SET PROBLEM A —
Answer these questions about the post on Christian belief:
(i) What creature does the writer use as the example of something "you" don't want to be obliged to believe in?
(ii) Who, besides "fundamentalists," does the post say believes some of these things?
(iii) What does the writer call the liberty given to "you" on behalf of "us"?
SET PROBLEM B — Repeat the part of the post on Christian belief that opens with the words "I’m using the" and runs through the words "part of history.".

PASSAGE SHOWN —
___

You’re not going to like this post. That is, you may like this post, but if you do, you’re not the “you” I’m writing to. So back to the first “you.” I’m pretty sure what I say will irritate you, but my purpose is to give you something I hope you will appreciate.
And even worse, I’m going to presume to speak for “us,” not you-and-me us, but us as contrasted with you. Sorry. Not meaning to exclude you, but just to talk about a subject on which we seem to differ. I’m not alone in the point of view I’m going to address, though “we” are far from unified in general. I hope and think, though, that I capture enough of what I share with some of my fellow “us,” that this resonates at least a bit with them.
So here it goes, my conclusion after years of chatting with you:
While you fully believe in the God-Man who was crucified and rose again, you do not want to be obliged to believe in a talking snake.
I’m using the serpent as an example, of course. If this is not an issue, substitute the bête noire of your choice. I think you know the kind of thing I’m talking about. Something you see many of your fellow Christians accepting “literally,” though you can’t bring yourself to–don’t really want to. And you dang sure don’t want to be told you “have to.”
You believe everything all Christians believe–must believe or not be Christians. But some things only “fundamentalists” believe, or the more fundy-sided evangelicals, anyway. The serpent, for example. You can’t, won’t, don’t. Not as a factual part of history.
Now for the good part, my gift to you: you don’t have to. You are under no obligation. You are free from any requirement to acknowlege any particular entity or event to be in the “actually happened” category. I mean, at least as far as we are concerned. Really, though, it doesn’t come from us–much less me personally–this liberty. You’ve always had it, and I hope you already knew that you had it. But I thought it important to give you this “license to (dis)believe” on behalf of “us,” because you kind of feel it is we who place the obligation on you. Well, no more. On behalf of us, I hereby absolve you from the aforementioned obligation.
Thing is I thought I needed to say it, because what seems to place the onus on you is the very fact that we believe the things we believe. Why it should be a problem for you, your brothers and sisters who “believe too much,” I don’t know. Best I can figure is that since we think that these are things “good Christians” believe, ipso facto you are not a “good Christian.” I agree you are well in the right to object to such a doom placed on you. I’m sure it has happened to you. That is why I want to disavow the verdict explicitly.

___

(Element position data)
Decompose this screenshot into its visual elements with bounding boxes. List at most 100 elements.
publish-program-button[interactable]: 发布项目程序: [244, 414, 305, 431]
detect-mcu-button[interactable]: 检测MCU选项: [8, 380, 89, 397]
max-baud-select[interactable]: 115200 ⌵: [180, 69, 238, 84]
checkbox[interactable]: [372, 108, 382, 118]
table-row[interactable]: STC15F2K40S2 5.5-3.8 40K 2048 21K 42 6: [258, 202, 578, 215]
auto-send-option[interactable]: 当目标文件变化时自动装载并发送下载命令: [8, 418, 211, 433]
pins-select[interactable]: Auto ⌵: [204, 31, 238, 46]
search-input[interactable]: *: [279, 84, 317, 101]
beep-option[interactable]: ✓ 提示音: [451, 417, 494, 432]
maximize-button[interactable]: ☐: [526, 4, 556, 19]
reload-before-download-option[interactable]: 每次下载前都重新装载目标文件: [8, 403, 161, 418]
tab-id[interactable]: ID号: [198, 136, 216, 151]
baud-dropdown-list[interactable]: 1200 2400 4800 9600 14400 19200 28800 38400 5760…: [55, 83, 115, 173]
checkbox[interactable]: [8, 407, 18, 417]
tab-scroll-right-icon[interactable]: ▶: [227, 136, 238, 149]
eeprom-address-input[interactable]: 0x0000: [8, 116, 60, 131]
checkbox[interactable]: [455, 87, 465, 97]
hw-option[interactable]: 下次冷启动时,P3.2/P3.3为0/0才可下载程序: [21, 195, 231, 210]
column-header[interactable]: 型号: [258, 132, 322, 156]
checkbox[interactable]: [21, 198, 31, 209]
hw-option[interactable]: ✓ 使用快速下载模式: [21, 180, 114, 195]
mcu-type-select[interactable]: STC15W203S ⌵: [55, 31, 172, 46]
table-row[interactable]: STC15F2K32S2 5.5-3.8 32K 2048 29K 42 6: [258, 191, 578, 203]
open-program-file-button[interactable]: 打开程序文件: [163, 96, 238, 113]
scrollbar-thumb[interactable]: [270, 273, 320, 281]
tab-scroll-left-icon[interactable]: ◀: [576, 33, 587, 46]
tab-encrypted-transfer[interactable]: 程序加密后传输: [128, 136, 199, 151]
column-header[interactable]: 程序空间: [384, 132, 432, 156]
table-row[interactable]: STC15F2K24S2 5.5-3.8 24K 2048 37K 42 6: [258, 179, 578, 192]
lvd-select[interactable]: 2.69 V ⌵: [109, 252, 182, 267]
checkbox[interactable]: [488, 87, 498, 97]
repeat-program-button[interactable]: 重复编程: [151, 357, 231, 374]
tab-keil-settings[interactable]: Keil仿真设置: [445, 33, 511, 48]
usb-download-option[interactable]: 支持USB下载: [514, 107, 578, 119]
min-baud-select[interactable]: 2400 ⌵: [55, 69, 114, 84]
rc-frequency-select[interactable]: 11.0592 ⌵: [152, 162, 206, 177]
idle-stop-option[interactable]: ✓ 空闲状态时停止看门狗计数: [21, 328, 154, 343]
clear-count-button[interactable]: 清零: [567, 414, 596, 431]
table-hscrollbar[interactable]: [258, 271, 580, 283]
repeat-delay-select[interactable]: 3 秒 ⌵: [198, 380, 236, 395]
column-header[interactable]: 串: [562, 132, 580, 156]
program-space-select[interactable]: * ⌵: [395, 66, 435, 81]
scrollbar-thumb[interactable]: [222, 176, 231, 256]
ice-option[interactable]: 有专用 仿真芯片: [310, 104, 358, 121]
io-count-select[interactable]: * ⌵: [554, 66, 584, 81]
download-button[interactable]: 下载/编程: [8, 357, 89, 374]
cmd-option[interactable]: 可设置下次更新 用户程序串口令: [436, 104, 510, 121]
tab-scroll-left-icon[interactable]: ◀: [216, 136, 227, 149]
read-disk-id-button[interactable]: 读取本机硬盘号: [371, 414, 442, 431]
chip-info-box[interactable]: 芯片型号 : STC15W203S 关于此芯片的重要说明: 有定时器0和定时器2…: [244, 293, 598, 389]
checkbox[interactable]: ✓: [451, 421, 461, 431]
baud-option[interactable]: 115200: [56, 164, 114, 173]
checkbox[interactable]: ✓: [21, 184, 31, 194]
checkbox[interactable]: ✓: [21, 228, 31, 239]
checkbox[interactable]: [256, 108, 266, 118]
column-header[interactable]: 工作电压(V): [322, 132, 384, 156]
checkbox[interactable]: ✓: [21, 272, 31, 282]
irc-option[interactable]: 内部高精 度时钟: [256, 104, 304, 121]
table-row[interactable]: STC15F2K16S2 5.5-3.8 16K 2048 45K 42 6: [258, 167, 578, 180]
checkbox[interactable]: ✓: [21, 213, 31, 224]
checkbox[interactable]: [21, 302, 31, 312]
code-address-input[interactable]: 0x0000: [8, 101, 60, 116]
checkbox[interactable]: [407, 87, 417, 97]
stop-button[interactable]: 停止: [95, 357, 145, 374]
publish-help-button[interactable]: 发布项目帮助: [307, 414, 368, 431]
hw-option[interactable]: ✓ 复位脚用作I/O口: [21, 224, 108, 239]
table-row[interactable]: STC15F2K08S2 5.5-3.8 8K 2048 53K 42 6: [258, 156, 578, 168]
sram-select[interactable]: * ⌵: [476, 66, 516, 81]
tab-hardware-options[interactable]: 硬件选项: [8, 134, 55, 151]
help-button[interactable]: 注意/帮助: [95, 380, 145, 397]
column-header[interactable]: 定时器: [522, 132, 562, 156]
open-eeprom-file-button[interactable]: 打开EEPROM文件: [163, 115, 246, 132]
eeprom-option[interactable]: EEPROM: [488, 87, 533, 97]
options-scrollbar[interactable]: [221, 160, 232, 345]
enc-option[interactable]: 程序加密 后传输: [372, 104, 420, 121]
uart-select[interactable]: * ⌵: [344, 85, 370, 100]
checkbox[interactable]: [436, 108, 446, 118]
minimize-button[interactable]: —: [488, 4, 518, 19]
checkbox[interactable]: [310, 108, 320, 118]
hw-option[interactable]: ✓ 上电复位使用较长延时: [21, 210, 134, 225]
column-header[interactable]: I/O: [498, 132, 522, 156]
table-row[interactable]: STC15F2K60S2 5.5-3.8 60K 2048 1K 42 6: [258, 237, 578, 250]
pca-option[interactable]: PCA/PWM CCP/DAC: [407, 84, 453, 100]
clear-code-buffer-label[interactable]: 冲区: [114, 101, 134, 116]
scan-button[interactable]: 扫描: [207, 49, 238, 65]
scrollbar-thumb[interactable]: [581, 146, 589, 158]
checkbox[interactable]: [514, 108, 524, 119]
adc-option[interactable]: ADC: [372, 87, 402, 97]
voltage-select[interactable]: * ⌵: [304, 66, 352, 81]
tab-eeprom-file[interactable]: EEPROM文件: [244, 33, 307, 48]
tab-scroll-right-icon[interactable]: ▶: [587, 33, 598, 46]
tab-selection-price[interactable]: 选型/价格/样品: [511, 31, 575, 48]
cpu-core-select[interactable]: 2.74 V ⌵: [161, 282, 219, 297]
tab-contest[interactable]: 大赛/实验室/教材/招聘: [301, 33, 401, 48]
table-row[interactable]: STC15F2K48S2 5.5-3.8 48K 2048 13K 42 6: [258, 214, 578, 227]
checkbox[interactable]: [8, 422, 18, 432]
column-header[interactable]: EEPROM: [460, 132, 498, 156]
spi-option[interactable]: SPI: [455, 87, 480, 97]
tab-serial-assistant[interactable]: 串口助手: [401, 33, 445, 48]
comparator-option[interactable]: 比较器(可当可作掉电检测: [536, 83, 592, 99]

___

TASK RESULT A —
(i) A talking snake (the serpent).
(ii) The more fundy-sided evangelicals.
(iii) A "license to (dis)believe."

TASK RESULT B —
I’m using the serpent as an example, of course. If this is not an issue, substitute the bête noire of your choice. I think you know the kind of thing I’m talking about. Something you see many of your fellow Christians accepting “literally,” though you can’t bring yourself to–don’t really want to. And you dang sure don’t want to be told you “have to.”
You believe everything all Christians believe–must believe or not be Christians. But some things only “fundamentalists” believe, or the more fundy-sided evangelicals, anyway. The serpent, for example. You can’t, won’t, don’t. Not as a factual part of history.